SHORT TASK: Search the material for the string "JSON" and copy each line where it occurs.
##### SUPPLIED DATA #####
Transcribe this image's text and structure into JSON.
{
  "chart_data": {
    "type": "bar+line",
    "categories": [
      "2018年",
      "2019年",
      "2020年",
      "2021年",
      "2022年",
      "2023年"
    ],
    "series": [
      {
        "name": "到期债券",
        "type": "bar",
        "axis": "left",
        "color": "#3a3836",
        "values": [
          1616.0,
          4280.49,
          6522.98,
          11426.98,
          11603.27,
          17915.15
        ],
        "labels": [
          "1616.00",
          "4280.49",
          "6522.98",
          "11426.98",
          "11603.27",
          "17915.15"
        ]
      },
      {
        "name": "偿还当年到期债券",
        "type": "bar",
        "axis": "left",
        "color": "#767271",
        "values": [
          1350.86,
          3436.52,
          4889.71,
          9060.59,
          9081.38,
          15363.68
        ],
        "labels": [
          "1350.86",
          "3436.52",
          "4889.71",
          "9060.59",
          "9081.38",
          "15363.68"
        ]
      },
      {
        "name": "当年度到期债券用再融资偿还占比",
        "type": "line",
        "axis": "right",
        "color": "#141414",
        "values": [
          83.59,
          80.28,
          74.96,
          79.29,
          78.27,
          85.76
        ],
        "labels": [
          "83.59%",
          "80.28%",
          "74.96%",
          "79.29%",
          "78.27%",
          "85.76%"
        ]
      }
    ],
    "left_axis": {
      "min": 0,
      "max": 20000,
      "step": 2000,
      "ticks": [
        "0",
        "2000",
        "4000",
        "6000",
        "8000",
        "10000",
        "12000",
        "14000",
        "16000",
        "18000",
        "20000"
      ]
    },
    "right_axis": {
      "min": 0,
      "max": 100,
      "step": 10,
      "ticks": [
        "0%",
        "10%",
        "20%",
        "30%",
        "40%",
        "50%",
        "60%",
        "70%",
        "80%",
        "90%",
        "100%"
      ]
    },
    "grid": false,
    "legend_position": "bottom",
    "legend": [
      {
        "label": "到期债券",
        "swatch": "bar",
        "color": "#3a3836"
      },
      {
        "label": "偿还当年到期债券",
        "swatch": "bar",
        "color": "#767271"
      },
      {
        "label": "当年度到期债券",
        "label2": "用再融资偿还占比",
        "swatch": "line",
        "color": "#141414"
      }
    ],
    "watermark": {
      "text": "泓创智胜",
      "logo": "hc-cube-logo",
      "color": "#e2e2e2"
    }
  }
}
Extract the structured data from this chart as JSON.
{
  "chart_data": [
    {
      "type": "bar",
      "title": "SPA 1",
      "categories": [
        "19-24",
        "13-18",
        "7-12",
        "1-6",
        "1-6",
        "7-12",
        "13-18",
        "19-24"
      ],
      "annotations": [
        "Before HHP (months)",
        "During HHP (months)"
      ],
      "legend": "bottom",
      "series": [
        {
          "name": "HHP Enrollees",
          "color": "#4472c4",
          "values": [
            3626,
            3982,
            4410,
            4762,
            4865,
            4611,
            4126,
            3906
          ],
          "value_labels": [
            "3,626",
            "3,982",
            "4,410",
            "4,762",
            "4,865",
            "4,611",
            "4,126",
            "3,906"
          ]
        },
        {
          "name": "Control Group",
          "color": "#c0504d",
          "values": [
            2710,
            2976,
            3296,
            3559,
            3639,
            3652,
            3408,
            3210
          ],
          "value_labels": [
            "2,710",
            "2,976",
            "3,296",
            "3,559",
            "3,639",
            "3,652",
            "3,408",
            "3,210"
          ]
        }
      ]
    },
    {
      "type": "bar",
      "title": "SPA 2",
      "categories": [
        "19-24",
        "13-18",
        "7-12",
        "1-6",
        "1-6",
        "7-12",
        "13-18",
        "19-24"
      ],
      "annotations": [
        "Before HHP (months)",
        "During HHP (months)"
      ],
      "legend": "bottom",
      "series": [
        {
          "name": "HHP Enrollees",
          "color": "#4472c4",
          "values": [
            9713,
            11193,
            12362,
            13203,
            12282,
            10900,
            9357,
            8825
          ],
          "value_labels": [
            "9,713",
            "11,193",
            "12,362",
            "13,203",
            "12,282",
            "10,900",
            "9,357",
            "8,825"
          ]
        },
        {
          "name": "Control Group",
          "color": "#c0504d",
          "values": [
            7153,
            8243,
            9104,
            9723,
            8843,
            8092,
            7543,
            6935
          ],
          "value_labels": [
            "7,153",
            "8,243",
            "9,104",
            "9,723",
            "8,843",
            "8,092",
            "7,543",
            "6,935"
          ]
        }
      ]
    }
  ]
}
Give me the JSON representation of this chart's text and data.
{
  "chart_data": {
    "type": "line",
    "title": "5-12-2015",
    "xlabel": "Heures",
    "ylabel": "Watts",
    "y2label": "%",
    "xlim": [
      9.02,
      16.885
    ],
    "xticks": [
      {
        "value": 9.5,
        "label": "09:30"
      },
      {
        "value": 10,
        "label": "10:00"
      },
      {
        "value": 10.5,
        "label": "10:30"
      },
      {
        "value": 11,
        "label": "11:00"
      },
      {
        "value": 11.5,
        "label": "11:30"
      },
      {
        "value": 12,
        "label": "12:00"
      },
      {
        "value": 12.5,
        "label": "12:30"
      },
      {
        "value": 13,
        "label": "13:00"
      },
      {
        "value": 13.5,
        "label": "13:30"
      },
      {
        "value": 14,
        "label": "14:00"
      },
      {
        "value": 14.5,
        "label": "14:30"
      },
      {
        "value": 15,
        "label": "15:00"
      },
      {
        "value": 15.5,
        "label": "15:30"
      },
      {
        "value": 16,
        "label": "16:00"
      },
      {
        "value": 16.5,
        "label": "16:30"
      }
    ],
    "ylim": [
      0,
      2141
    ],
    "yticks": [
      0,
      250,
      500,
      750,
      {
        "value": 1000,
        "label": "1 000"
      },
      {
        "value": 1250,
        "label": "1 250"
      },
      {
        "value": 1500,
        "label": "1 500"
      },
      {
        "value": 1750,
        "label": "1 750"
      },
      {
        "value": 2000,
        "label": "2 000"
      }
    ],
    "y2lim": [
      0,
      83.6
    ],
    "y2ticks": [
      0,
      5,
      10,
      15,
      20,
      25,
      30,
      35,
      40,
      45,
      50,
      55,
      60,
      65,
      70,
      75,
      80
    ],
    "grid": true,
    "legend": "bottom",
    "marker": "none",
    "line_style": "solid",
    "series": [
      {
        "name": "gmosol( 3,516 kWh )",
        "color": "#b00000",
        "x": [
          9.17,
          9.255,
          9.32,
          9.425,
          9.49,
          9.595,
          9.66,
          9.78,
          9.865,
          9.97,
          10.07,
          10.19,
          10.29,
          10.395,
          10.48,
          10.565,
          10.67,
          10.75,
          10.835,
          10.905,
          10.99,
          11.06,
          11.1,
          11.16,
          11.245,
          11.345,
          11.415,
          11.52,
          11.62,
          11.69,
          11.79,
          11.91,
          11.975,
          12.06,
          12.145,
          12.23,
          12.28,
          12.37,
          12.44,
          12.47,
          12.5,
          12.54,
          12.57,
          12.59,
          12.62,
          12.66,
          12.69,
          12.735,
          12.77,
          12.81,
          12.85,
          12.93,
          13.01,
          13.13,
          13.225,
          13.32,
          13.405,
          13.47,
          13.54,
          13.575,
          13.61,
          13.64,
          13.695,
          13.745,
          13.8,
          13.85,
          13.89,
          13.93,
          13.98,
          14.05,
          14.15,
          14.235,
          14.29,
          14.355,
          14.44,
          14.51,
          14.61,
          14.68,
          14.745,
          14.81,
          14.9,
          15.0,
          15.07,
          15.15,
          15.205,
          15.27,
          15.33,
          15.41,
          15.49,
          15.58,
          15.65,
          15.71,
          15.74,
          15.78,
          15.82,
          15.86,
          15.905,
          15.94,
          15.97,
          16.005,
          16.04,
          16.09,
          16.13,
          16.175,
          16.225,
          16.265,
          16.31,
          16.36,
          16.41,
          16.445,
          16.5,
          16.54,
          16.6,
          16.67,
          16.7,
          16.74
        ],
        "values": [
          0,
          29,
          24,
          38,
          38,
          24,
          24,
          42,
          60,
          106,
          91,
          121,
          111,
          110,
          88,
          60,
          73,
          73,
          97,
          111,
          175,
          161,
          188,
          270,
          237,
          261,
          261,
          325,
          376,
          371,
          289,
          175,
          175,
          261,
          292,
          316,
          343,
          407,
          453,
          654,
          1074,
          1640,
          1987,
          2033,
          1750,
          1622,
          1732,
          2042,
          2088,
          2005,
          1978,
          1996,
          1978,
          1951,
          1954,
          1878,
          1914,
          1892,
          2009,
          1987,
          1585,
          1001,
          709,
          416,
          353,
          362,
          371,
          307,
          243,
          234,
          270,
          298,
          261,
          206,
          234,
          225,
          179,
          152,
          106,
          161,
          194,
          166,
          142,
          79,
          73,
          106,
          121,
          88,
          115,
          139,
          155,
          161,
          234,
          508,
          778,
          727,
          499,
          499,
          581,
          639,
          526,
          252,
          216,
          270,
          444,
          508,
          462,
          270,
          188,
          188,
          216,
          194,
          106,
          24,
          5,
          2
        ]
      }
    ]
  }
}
#####
CORRECT RESULT:
Transcribe this image's text and structure into JSON.
Extract the structured data from this chart as JSON.
Give me the JSON representation of this chart's text and data.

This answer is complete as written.